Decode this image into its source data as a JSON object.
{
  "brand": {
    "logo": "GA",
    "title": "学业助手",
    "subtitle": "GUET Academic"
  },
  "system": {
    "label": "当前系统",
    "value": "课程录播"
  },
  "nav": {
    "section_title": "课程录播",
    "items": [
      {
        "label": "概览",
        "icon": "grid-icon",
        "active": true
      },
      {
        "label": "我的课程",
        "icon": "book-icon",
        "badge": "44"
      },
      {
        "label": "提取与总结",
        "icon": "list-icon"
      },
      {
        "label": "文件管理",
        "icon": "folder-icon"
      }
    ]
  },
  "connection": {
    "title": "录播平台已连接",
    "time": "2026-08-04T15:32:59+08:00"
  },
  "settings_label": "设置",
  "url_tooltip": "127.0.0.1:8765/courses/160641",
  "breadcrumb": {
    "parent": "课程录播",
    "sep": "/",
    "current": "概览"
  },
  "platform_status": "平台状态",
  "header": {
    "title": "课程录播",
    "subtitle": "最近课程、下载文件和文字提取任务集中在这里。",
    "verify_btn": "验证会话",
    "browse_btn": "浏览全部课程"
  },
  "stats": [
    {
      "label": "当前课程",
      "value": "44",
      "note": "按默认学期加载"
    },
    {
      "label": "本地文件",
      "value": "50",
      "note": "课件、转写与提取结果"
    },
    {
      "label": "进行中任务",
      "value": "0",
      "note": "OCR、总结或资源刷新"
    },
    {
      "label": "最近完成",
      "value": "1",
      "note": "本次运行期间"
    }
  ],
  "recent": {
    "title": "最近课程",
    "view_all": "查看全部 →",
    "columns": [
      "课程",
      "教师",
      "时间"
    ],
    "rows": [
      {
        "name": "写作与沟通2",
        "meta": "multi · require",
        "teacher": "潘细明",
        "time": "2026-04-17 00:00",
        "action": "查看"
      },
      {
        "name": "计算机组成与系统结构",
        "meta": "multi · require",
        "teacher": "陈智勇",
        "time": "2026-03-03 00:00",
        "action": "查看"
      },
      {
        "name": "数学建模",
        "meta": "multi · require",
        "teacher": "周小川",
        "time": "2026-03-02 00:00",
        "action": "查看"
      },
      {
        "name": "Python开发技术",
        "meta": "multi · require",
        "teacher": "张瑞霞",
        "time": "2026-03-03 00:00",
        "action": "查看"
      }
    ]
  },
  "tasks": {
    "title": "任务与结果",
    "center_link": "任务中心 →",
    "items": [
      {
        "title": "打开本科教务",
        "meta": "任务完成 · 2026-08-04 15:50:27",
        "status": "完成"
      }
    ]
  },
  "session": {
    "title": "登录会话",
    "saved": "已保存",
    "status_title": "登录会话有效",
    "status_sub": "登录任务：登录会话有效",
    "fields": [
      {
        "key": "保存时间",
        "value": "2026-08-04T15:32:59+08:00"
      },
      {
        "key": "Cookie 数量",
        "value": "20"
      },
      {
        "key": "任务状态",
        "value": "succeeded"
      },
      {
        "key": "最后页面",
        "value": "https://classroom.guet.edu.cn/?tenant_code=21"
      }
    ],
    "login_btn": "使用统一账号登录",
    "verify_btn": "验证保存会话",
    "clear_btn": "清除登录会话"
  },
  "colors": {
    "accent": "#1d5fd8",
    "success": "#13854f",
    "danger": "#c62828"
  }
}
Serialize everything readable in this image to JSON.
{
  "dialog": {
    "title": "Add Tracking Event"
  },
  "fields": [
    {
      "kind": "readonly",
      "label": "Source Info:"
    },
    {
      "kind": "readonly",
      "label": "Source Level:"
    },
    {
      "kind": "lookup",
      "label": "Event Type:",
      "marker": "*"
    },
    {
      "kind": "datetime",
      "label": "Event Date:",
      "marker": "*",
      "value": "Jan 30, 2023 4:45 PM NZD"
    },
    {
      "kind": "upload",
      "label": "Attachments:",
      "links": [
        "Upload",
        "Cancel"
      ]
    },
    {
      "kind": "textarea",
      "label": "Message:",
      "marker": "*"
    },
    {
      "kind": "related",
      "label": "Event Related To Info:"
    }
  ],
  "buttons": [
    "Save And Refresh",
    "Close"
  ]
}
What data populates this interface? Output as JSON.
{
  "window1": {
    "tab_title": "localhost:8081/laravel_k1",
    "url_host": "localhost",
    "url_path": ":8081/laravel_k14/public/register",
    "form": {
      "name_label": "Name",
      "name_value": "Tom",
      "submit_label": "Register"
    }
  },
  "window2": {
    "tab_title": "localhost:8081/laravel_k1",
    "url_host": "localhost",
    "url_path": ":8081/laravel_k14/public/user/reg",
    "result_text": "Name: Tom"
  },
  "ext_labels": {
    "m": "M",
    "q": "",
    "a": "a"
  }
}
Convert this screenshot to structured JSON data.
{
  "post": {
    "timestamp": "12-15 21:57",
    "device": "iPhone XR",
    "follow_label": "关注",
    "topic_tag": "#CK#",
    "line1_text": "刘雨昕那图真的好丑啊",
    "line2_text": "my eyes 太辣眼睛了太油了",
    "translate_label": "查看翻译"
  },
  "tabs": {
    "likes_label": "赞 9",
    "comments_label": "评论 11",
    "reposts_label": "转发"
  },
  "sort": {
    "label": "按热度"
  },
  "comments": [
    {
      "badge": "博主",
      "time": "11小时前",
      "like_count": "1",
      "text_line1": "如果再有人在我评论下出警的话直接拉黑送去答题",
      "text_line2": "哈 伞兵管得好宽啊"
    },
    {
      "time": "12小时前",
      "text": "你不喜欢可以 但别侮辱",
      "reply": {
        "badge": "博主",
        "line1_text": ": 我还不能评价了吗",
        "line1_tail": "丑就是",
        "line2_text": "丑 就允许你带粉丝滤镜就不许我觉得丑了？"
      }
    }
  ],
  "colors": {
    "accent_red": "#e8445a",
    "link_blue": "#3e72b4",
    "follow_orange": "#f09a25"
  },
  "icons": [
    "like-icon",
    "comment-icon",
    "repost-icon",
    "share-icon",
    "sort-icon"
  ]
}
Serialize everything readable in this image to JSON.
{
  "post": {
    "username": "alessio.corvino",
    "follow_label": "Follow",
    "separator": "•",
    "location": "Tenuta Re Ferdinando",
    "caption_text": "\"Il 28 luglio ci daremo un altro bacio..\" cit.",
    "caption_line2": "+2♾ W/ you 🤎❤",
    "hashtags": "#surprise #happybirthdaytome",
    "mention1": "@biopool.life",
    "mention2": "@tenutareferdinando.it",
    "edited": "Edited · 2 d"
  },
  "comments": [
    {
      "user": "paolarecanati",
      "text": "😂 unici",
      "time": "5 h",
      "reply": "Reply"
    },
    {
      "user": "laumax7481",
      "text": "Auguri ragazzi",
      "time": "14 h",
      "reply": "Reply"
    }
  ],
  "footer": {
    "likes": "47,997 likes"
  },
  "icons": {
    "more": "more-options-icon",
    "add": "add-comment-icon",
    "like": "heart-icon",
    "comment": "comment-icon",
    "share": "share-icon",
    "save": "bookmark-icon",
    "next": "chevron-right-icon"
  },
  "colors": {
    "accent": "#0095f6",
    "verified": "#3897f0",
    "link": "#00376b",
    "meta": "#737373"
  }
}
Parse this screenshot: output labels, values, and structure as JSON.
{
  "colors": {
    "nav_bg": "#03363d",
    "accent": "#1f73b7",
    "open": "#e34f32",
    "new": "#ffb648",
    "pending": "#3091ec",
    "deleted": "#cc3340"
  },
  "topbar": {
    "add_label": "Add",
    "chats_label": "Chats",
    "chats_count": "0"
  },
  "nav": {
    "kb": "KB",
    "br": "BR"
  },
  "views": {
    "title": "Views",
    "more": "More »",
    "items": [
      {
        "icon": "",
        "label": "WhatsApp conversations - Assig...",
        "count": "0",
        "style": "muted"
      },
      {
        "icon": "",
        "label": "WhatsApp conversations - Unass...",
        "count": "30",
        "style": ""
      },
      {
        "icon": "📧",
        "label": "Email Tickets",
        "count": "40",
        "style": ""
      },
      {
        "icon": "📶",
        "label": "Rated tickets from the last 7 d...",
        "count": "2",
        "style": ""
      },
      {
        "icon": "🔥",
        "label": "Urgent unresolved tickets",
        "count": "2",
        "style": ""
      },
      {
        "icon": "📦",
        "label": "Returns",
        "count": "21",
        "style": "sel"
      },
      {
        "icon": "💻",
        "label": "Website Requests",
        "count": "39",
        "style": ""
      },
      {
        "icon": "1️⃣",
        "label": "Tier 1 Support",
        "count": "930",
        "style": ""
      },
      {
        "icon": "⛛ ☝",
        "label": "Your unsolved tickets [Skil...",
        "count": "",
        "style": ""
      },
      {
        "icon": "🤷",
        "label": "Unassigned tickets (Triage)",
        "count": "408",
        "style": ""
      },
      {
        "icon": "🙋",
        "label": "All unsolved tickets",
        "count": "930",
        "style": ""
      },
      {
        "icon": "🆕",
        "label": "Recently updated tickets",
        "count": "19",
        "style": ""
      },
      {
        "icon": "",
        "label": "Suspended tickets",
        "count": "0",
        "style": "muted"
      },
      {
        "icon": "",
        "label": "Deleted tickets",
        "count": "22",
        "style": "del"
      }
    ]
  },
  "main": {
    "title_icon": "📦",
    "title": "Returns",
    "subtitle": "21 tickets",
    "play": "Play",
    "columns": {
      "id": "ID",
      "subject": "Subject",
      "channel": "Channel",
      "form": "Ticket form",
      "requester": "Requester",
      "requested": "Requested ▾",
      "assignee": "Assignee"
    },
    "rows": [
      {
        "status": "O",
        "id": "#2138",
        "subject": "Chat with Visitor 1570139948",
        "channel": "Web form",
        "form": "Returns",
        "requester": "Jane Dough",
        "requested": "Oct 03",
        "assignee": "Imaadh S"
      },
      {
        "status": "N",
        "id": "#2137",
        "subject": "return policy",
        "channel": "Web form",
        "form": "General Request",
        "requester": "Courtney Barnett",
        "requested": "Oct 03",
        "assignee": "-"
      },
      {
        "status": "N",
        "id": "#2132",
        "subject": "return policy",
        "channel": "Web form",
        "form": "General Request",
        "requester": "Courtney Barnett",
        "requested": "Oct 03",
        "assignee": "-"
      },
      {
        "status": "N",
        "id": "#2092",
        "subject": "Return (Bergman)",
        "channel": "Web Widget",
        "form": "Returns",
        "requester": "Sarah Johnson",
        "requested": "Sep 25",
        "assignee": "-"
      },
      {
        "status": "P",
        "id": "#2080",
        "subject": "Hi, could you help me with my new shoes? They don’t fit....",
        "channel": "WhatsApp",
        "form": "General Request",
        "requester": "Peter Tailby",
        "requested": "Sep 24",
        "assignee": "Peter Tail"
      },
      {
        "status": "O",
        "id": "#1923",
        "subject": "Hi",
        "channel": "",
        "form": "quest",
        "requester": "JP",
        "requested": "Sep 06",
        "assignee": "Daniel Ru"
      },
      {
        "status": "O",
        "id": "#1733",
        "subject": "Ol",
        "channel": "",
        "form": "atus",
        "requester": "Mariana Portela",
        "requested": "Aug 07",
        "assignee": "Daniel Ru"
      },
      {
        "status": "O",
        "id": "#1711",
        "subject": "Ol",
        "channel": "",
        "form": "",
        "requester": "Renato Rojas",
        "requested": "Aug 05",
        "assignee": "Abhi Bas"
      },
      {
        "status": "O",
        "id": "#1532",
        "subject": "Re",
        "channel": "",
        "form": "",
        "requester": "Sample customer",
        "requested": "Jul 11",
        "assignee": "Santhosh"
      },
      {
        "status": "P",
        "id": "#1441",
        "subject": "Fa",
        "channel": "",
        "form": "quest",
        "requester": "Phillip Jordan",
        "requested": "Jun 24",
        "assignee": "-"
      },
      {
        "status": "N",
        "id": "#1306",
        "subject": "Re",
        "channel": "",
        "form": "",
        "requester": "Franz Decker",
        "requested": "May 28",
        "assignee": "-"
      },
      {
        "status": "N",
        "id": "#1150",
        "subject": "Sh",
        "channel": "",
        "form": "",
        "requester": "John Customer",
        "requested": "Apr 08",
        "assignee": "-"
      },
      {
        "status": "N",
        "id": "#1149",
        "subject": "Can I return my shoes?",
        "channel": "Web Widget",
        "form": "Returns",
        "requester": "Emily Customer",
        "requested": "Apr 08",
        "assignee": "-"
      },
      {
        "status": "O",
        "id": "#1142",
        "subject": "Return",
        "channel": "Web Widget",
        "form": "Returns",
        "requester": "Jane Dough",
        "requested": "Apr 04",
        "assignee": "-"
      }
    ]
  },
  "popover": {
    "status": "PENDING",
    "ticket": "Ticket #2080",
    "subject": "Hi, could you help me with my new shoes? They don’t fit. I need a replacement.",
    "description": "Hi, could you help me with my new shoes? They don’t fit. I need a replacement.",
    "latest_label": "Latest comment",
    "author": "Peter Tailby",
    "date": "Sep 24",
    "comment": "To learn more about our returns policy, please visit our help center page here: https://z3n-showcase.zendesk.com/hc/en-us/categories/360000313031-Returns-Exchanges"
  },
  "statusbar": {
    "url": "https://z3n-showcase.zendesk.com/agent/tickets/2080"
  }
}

## THE PROBLEM
Pull every line containing the word "subtitle" out of the material.

## THE COMPLETED TASK
    "subtitle": "GUET Academic"
    "subtitle": "最近课程、下载文件和文字提取任务集中在这里。",
    "subtitle": "21 tickets",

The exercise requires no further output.